Start of SUPPLIED DATA
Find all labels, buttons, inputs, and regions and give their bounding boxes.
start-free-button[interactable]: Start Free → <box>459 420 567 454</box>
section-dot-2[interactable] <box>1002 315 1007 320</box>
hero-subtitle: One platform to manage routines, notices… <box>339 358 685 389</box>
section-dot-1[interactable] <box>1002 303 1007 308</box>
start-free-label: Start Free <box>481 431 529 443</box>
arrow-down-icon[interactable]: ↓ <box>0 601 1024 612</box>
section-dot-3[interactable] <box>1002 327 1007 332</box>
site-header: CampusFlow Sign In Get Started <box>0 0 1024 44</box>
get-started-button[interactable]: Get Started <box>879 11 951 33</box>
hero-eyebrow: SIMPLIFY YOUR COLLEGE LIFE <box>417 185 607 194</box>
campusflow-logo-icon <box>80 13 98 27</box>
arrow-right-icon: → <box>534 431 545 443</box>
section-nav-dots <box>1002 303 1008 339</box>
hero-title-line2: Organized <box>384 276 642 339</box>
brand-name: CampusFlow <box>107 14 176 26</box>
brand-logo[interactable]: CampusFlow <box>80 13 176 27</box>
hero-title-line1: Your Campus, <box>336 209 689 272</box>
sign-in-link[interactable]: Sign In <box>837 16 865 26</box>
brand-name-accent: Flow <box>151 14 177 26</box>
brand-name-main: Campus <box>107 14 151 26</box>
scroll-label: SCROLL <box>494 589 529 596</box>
End of SUPPLIED DATA
● **PROBLEM**: Reproduce the material starting at its first line and ending at the line that contains "brand-logo[interactable]: CampusFlow <box>80", switching "COLLEGE" to "UNIVERSITY" and leaving everything else unchanged.

● **ANSWER TO THIS PROBLEM**:
Find all labels, buttons, inputs, and regions and give their bounding boxes.
start-free-button[interactable]: Start Free → <box>459 420 567 454</box>
section-dot-2[interactable] <box>1002 315 1007 320</box>
hero-subtitle: One platform to manage routines, notices… <box>339 358 685 389</box>
section-dot-1[interactable] <box>1002 303 1007 308</box>
start-free-label: Start Free <box>481 431 529 443</box>
arrow-down-icon[interactable]: ↓ <box>0 601 1024 612</box>
section-dot-3[interactable] <box>1002 327 1007 332</box>
site-header: CampusFlow Sign In Get Started <box>0 0 1024 44</box>
get-started-button[interactable]: Get Started <box>879 11 951 33</box>
hero-eyebrow: SIMPLIFY YOUR UNIVERSITY LIFE <box>417 185 607 194</box>
campusflow-logo-icon <box>80 13 98 27</box>
arrow-right-icon: → <box>534 431 545 443</box>
section-nav-dots <box>1002 303 1008 339</box>
hero-title-line2: Organized <box>384 276 642 339</box>
brand-name: CampusFlow <box>107 14 176 26</box>
brand-logo[interactable]: CampusFlow <box>80 13 176 27</box>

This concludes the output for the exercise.